— begin EXTRACTED ENTRIES —
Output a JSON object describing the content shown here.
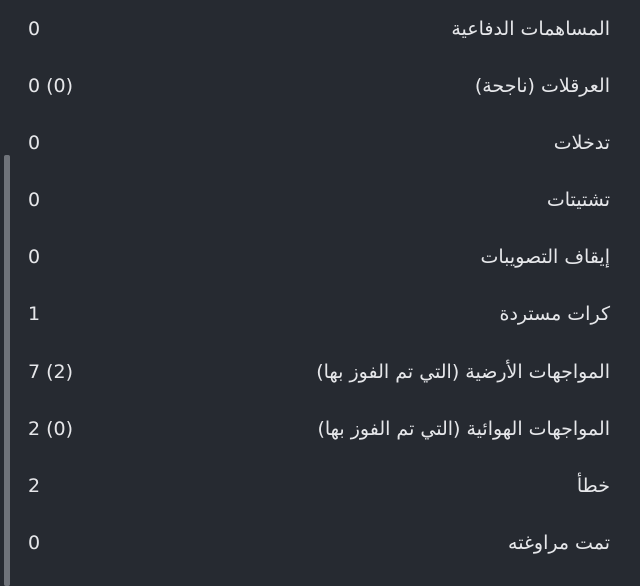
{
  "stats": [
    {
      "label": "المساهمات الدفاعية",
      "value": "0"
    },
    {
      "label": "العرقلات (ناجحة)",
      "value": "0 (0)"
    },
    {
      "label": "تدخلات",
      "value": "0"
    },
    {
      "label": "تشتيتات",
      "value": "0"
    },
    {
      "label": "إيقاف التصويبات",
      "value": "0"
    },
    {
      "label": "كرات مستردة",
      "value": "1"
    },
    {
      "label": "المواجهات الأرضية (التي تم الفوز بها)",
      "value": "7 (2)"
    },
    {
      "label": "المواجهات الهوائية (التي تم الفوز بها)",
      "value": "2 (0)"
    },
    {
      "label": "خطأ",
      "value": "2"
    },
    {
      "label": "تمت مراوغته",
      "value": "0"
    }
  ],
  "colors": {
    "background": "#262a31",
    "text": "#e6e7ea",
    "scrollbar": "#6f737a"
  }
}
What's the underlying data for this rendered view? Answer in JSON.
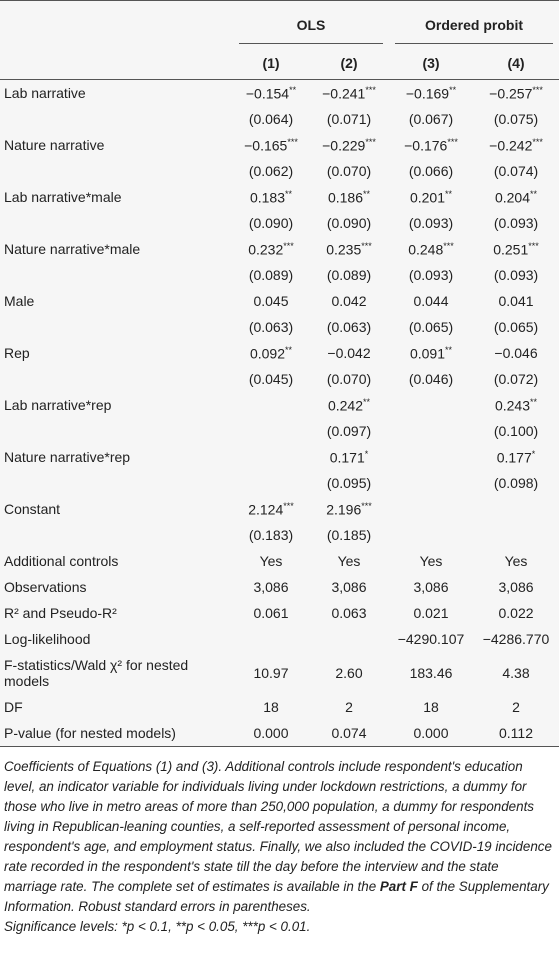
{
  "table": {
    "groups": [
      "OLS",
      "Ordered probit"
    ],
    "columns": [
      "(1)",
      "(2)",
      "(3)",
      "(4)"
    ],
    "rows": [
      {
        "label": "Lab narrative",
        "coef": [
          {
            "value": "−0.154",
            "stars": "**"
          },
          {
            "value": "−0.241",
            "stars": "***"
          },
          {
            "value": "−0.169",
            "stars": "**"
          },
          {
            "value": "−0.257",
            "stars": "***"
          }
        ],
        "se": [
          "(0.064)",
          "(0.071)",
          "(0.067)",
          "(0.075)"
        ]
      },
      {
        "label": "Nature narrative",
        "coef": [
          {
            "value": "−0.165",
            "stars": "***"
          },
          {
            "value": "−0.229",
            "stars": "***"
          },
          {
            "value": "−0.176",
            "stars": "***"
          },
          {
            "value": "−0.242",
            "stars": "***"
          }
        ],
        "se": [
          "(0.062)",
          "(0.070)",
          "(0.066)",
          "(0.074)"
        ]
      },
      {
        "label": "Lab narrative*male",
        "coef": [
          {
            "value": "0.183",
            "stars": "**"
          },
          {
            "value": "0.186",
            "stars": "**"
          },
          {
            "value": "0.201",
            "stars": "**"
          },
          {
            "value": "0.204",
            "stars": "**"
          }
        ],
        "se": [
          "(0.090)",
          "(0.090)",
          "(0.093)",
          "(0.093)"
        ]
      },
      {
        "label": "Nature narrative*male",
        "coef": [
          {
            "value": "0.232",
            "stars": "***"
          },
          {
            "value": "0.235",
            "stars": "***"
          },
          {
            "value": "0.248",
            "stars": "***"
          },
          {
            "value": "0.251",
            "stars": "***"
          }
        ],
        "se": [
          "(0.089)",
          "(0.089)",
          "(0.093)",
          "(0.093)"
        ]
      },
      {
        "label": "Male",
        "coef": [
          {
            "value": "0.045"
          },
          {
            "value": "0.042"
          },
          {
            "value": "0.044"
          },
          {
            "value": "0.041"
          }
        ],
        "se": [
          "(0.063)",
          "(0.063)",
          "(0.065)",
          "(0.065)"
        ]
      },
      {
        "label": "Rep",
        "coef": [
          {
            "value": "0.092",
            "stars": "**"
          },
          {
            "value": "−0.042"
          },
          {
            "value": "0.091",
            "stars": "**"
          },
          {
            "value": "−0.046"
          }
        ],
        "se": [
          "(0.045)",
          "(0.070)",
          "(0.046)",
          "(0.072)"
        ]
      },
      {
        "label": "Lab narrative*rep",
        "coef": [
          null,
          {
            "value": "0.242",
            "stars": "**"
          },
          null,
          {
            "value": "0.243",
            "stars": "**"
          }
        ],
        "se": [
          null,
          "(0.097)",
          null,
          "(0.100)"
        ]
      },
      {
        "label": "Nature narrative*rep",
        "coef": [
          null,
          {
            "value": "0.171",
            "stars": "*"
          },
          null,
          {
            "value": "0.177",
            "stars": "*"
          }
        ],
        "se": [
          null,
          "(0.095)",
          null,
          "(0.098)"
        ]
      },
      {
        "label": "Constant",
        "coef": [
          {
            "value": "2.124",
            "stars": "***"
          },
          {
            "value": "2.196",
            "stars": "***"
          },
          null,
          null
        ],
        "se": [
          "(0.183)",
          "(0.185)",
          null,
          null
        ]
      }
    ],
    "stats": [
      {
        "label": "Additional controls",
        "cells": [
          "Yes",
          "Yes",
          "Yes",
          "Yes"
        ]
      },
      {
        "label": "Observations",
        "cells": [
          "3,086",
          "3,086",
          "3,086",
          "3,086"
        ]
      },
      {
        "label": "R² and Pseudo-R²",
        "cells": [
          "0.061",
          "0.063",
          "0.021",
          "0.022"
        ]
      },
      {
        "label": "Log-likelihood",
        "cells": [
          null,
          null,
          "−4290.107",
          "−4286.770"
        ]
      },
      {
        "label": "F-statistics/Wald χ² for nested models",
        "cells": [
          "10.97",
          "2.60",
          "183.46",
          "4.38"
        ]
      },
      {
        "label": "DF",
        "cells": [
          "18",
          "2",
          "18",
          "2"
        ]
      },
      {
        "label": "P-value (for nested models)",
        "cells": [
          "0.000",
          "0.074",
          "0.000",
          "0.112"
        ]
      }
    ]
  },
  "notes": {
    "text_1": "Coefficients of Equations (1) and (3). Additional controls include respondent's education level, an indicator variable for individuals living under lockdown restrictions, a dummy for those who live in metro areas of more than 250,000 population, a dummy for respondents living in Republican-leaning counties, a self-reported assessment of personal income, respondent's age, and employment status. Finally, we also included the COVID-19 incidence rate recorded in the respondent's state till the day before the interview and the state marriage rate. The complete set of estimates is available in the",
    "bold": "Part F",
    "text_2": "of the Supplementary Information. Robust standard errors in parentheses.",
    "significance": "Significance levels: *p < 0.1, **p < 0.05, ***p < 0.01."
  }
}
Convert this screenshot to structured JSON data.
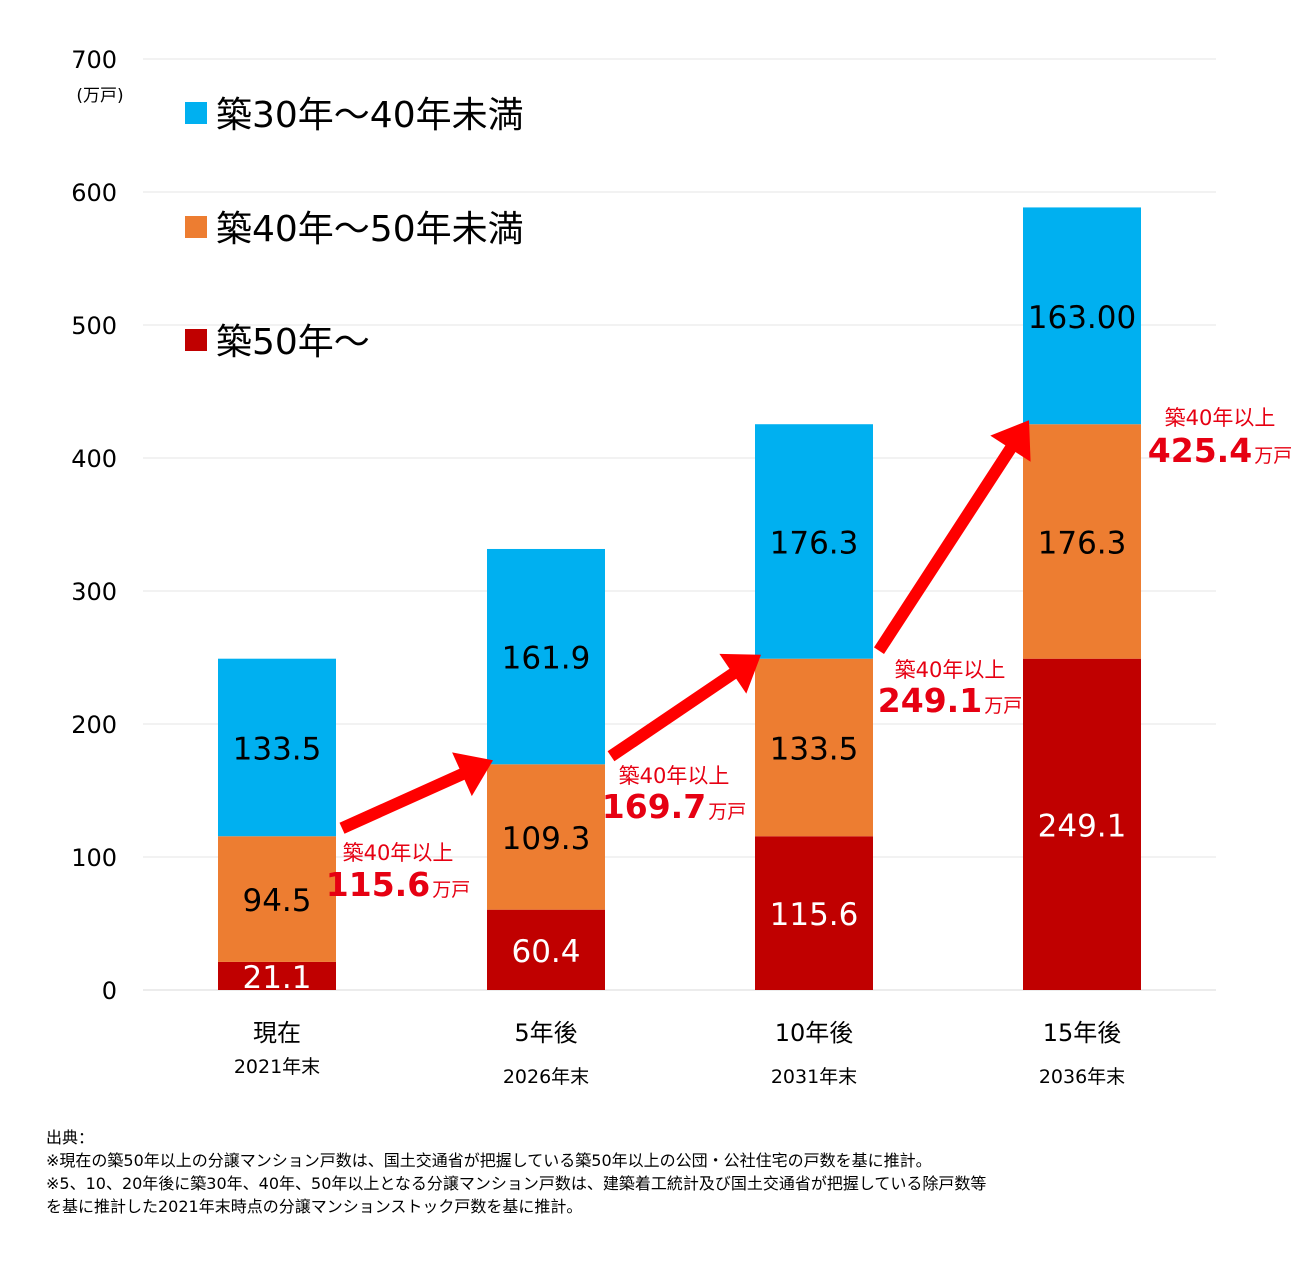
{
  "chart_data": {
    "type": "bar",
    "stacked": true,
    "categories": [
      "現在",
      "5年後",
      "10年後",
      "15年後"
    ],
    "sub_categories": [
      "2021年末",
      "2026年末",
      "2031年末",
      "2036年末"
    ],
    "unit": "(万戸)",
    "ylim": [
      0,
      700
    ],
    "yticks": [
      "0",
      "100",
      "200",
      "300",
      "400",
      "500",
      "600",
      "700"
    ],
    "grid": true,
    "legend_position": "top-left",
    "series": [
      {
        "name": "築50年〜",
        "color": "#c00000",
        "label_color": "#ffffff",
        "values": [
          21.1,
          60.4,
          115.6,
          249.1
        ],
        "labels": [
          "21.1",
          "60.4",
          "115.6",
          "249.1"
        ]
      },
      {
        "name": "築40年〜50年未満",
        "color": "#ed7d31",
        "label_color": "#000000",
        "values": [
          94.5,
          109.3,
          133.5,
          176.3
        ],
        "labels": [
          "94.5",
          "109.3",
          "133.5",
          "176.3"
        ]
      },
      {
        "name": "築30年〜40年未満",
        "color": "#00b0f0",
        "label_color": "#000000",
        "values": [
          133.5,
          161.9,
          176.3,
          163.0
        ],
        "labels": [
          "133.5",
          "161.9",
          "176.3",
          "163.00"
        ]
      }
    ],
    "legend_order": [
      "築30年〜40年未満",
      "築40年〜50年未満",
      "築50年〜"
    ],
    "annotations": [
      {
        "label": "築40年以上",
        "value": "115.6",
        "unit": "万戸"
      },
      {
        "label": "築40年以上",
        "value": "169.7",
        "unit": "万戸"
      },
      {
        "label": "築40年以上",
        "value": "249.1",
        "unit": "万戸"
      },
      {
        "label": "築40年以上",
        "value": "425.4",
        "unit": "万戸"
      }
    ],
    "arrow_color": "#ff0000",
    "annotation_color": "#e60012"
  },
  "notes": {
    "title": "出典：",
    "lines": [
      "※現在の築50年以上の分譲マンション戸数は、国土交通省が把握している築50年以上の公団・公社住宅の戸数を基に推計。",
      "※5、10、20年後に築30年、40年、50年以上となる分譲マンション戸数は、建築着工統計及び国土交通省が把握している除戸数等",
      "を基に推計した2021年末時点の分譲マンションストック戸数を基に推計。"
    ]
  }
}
— end EXTRACTED ENTRIES —
GOAL OF THE EXERCISE - Using the listing above, pull out all lines that hold the word "models".

WRITTEN SOLUTION -
        "label": "F-statistics/Wald χ² for nested models",
        "label": "P-value (for nested models)",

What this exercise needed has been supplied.